(Extracts from a graphics dataset)
◇ ◇ ◇ ◇

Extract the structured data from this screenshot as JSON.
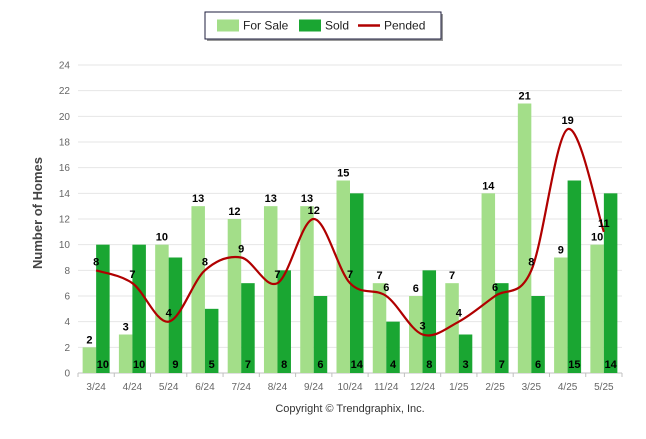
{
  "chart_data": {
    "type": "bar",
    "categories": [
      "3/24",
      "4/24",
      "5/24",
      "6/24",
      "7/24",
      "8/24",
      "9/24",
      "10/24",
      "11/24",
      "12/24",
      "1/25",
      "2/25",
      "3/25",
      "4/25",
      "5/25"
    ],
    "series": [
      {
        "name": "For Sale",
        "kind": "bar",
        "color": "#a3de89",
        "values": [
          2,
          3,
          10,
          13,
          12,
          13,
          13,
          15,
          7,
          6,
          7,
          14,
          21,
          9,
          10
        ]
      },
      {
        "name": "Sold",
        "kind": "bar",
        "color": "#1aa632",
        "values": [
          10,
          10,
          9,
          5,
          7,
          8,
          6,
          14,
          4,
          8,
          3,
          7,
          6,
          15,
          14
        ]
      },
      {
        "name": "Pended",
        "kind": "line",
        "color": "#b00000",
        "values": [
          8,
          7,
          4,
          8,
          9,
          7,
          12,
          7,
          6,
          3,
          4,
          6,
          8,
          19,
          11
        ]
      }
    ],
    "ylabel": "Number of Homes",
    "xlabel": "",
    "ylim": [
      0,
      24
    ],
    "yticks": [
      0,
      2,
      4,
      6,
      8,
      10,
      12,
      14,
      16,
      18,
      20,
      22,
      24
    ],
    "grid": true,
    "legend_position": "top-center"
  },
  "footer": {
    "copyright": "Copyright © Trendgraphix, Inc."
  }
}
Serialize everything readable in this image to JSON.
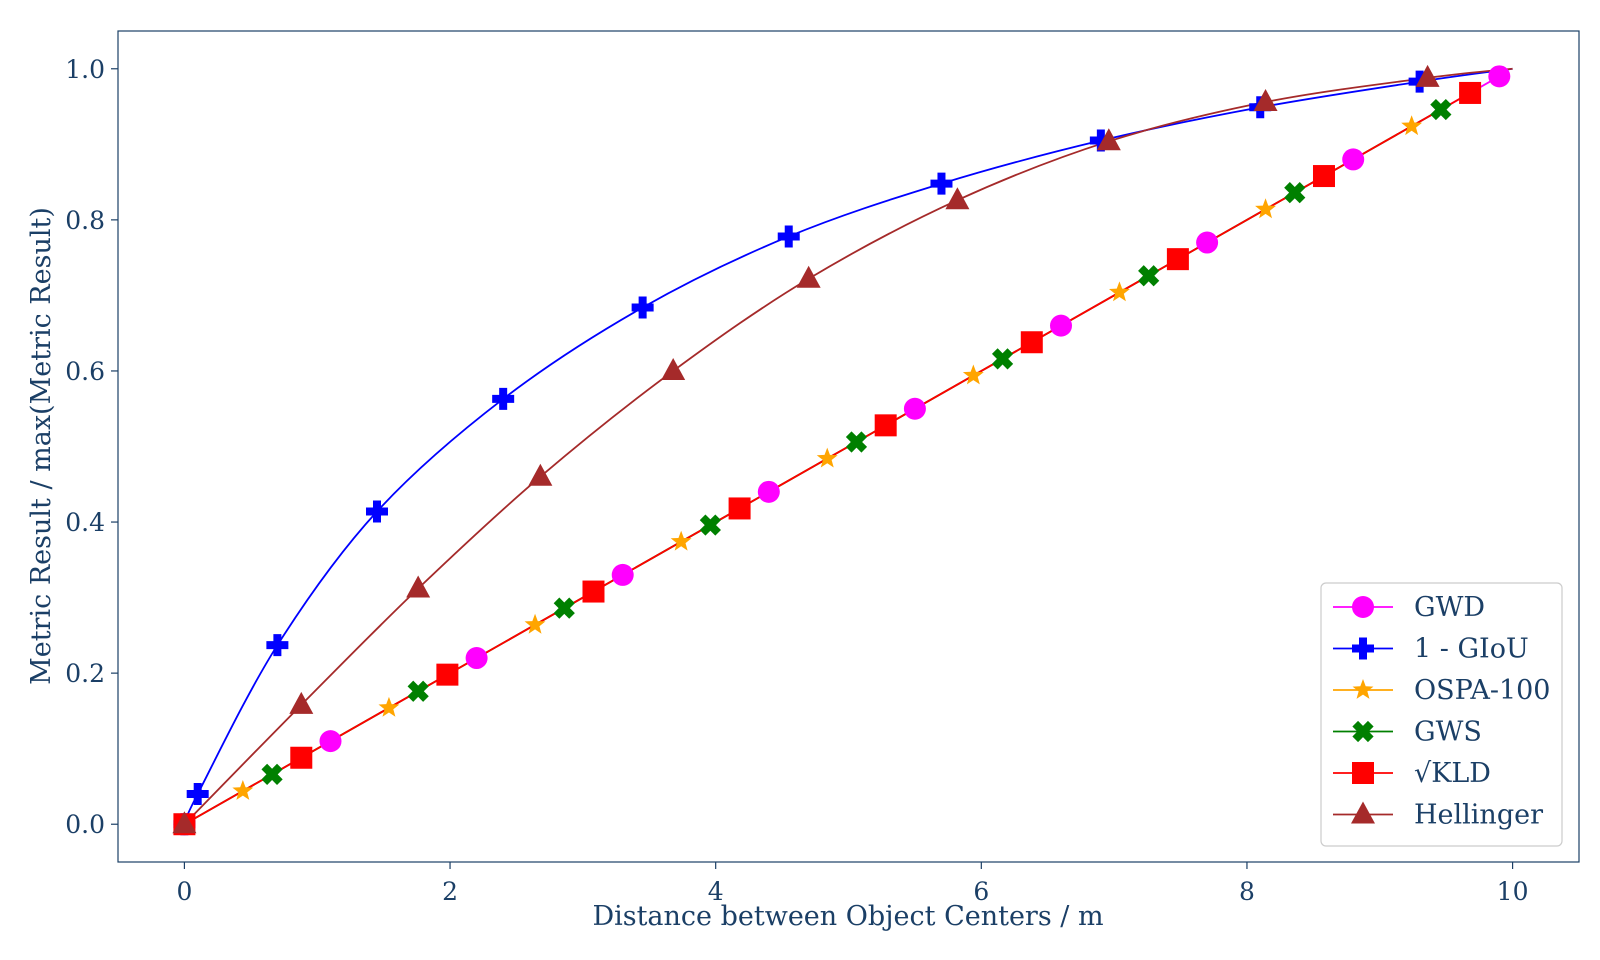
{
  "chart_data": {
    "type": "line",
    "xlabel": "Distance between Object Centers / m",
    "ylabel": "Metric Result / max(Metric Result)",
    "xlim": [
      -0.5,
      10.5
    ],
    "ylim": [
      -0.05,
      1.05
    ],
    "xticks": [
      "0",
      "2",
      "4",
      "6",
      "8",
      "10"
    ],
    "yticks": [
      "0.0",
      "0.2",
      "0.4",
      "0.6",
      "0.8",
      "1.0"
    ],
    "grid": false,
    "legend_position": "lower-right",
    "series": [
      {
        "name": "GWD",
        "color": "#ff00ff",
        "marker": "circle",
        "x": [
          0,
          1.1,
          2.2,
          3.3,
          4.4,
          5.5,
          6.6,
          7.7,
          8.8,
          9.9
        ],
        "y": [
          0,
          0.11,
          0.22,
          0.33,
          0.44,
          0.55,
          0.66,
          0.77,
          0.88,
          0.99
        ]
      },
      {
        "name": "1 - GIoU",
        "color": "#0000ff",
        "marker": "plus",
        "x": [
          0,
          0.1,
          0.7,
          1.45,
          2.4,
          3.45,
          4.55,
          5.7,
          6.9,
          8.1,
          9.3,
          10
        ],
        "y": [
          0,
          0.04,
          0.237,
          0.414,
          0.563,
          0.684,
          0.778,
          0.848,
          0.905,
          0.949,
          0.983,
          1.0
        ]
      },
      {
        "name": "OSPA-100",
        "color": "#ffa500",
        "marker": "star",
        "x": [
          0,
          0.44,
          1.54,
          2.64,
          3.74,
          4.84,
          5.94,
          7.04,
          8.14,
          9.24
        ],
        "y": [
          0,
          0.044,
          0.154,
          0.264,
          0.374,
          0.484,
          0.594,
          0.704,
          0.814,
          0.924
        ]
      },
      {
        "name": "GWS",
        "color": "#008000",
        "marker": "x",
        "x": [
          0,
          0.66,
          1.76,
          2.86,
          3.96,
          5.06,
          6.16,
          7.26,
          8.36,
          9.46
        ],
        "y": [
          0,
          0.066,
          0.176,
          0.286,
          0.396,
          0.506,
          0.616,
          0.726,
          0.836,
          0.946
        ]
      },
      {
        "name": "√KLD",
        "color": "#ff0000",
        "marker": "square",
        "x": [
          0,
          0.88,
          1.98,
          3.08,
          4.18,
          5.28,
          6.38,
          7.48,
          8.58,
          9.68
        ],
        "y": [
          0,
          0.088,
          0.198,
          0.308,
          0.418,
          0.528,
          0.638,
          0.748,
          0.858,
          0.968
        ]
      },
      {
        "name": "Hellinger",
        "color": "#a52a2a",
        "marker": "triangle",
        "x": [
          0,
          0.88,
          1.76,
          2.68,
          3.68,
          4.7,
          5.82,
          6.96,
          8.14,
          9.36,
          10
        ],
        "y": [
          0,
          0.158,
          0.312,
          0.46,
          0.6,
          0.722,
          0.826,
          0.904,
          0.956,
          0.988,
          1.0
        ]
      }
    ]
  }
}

◇ ◇ ◇ ◇

[Work to complete] Filter the listing above for the string "name" and copy every matching line.

[The solution]
        "name": "For Sale",
        "name": "Sold",
        "name": "Pended",
        "name": "GWD",
        "name": "1 - GIoU",
        "name": "OSPA-100",
        "name": "GWS",
        "name": "√KLD",
        "name": "Hellinger",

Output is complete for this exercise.